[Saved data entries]

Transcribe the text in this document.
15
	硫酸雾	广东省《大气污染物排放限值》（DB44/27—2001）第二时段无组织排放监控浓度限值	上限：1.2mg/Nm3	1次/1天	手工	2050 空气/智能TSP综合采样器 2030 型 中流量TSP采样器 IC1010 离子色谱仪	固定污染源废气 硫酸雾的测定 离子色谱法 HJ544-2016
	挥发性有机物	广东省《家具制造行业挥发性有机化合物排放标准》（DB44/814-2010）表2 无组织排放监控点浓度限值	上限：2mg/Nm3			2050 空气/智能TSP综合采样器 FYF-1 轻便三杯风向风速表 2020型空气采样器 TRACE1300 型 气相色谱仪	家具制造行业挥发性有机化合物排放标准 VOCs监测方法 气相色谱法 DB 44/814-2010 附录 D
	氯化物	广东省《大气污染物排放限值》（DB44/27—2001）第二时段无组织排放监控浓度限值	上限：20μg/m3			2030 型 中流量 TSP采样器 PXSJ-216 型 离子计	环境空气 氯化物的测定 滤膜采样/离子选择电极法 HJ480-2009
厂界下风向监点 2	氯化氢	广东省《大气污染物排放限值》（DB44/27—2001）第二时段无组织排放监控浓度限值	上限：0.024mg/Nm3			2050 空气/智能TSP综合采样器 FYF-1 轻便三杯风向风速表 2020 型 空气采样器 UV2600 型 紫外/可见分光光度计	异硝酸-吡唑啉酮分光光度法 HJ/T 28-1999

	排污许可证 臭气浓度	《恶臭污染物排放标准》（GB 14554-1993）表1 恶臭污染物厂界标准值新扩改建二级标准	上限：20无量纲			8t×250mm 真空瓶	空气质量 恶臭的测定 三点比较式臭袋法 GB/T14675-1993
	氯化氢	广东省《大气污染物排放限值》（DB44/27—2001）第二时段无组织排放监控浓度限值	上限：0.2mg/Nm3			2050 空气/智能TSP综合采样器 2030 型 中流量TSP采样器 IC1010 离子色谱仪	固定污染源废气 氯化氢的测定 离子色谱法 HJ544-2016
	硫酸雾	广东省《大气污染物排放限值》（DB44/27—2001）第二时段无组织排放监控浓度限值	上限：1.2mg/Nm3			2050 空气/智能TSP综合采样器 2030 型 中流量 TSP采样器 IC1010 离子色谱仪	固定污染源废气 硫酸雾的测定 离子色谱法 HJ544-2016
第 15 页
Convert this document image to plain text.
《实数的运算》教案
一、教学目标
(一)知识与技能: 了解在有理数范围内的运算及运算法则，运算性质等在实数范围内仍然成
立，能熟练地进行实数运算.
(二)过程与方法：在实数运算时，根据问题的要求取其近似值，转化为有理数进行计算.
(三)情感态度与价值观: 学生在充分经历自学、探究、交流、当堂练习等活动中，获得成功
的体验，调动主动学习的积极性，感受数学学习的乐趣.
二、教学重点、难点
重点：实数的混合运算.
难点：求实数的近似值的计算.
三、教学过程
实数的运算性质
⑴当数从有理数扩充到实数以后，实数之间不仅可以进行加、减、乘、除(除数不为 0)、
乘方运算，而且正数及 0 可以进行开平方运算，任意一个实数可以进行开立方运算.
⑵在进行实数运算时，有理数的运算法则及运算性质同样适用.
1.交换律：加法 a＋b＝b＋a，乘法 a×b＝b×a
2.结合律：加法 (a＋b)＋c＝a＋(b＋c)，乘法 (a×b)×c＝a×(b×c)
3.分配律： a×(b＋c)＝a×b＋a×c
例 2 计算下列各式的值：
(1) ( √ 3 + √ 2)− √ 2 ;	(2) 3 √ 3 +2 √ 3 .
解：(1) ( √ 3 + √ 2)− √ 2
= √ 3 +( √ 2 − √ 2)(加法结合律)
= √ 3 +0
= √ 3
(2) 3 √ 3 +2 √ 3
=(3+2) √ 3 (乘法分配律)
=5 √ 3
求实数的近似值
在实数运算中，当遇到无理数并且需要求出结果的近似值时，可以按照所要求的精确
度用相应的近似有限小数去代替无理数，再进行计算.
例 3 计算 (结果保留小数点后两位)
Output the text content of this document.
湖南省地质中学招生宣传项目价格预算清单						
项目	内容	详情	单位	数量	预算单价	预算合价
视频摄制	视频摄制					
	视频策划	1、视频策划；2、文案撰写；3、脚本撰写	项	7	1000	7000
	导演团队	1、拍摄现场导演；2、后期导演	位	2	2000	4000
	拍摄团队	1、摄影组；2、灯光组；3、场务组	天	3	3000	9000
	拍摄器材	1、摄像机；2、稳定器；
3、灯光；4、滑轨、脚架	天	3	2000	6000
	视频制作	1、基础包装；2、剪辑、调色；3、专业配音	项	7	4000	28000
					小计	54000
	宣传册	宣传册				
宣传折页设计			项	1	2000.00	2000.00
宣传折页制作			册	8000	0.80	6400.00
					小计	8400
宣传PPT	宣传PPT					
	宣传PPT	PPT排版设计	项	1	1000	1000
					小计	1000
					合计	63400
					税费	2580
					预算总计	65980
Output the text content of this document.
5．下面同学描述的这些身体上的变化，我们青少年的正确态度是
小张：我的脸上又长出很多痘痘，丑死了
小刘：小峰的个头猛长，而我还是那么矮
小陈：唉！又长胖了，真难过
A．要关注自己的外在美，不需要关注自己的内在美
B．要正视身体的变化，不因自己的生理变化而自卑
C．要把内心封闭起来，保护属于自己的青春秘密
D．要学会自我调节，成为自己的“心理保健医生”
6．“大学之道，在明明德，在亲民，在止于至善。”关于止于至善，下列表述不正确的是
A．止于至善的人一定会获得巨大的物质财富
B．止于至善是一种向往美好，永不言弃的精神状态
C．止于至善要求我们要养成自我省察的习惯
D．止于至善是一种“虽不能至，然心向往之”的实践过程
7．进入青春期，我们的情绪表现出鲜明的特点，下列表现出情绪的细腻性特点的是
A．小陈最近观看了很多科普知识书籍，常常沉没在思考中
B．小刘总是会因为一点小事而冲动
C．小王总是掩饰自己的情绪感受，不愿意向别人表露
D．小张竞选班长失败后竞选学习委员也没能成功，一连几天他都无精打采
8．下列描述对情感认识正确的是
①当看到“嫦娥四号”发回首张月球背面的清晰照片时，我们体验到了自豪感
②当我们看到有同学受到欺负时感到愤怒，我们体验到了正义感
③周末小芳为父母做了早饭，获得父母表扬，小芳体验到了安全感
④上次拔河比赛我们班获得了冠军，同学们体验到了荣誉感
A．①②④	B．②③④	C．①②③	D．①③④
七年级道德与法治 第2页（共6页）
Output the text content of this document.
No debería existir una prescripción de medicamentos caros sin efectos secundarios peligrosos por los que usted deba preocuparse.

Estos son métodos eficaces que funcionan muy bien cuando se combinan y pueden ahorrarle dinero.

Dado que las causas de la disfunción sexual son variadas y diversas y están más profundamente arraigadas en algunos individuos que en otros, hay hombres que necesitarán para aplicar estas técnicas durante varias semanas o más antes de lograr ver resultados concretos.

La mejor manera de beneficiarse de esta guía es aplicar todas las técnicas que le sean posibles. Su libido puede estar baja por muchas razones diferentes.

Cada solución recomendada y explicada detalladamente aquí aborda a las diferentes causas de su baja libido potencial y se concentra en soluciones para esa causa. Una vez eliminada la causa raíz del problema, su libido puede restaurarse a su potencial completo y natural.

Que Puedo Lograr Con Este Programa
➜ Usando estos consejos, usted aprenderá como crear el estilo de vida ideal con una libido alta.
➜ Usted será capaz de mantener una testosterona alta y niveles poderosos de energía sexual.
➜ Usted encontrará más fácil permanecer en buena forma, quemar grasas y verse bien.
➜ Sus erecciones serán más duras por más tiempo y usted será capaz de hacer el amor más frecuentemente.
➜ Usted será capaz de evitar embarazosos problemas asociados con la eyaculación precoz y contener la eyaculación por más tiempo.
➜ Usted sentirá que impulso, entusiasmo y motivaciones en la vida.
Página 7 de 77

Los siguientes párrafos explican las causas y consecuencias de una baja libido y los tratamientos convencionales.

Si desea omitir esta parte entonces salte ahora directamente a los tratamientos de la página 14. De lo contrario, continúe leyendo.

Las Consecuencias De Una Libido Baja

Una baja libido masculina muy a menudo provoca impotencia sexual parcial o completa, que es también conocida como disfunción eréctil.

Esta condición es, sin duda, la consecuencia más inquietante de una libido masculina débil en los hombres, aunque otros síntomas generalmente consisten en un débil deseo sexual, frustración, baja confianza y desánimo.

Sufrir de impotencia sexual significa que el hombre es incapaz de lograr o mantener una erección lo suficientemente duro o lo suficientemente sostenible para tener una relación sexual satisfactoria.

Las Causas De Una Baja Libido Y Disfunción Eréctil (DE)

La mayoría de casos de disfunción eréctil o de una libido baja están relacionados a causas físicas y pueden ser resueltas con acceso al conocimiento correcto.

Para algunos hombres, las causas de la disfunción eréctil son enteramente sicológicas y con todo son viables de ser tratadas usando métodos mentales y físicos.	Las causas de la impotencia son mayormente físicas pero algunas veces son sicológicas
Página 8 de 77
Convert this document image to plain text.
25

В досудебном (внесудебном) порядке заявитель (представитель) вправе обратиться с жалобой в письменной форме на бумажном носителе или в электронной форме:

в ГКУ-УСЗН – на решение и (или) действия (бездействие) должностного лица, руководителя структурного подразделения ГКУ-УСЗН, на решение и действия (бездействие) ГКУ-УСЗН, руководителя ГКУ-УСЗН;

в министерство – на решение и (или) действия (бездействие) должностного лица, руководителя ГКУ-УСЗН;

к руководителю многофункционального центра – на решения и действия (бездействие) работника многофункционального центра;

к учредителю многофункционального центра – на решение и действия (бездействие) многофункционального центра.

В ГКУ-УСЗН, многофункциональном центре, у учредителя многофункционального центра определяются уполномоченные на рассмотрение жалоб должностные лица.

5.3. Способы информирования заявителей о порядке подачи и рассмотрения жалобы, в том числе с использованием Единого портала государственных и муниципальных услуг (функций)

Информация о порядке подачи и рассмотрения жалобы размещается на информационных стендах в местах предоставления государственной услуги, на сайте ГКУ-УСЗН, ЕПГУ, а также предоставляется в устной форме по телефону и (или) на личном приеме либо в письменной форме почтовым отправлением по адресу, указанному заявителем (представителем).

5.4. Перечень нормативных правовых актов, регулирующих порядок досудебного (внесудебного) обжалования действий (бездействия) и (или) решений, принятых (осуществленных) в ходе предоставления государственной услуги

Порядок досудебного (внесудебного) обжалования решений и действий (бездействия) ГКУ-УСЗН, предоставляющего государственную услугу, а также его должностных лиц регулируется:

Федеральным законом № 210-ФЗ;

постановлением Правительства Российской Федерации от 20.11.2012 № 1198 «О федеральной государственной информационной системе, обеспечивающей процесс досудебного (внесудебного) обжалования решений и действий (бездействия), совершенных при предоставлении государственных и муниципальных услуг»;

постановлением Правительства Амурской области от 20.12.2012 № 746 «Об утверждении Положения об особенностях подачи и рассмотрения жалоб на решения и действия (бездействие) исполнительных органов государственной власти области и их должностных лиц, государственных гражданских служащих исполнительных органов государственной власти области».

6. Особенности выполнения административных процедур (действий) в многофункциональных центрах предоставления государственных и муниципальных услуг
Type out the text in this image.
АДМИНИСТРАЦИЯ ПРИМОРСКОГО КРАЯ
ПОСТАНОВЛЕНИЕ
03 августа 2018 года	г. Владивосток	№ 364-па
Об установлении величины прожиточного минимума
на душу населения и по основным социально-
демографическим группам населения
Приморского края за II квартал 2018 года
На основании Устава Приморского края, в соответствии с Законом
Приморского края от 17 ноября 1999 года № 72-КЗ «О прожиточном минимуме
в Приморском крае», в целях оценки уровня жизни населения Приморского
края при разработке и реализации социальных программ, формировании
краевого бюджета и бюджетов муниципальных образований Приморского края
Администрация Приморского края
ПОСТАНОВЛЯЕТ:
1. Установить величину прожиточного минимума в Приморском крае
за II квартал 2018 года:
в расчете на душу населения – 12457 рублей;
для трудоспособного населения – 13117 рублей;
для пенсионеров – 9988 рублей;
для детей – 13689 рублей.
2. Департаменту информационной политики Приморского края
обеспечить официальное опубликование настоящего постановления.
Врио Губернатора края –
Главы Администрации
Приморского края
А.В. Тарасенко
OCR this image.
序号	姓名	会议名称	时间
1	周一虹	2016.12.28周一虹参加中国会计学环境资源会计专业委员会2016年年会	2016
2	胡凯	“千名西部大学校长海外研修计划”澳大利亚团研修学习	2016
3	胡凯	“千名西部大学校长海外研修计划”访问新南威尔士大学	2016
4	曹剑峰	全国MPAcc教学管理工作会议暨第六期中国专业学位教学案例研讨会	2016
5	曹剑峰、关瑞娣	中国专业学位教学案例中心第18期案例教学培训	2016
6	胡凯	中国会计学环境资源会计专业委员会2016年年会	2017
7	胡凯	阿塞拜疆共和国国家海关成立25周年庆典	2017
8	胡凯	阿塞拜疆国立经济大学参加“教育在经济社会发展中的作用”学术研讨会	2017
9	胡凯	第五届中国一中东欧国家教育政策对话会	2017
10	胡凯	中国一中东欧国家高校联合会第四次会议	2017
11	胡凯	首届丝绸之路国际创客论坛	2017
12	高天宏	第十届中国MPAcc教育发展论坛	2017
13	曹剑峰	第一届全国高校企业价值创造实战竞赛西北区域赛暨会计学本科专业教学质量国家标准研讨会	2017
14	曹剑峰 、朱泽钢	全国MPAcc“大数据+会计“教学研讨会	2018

=== Directive ===
Your task is to gather all lines from the entries above that hold the word "轻便三杯风向风速表".

=== Result for this task ===
	挥发性有机物	广东省《家具制造行业挥发性有机化合物排放标准》（DB44/814-2010）表2 无组织排放监控点浓度限值	上限：2mg/Nm3			2050 空气/智能TSP综合采样器 FYF-1 轻便三杯风向风速表 2020型空气采样器 TRACE1300 型 气相色谱仪	家具制造行业挥发性有机化合物排放标准 VOCs监测方法 气相色谱法 DB 44/814-2010 附录 D
厂界下风向监点 2	氯化氢	广东省《大气污染物排放限值》（DB44/27—2001）第二时段无组织排放监控浓度限值	上限：0.024mg/Nm3			2050 空气/智能TSP综合采样器 FYF-1 轻便三杯风向风速表 2020 型 空气采样器 UV2600 型 紫外/可见分光光度计	异硝酸-吡唑啉酮分光光度法 HJ/T 28-1999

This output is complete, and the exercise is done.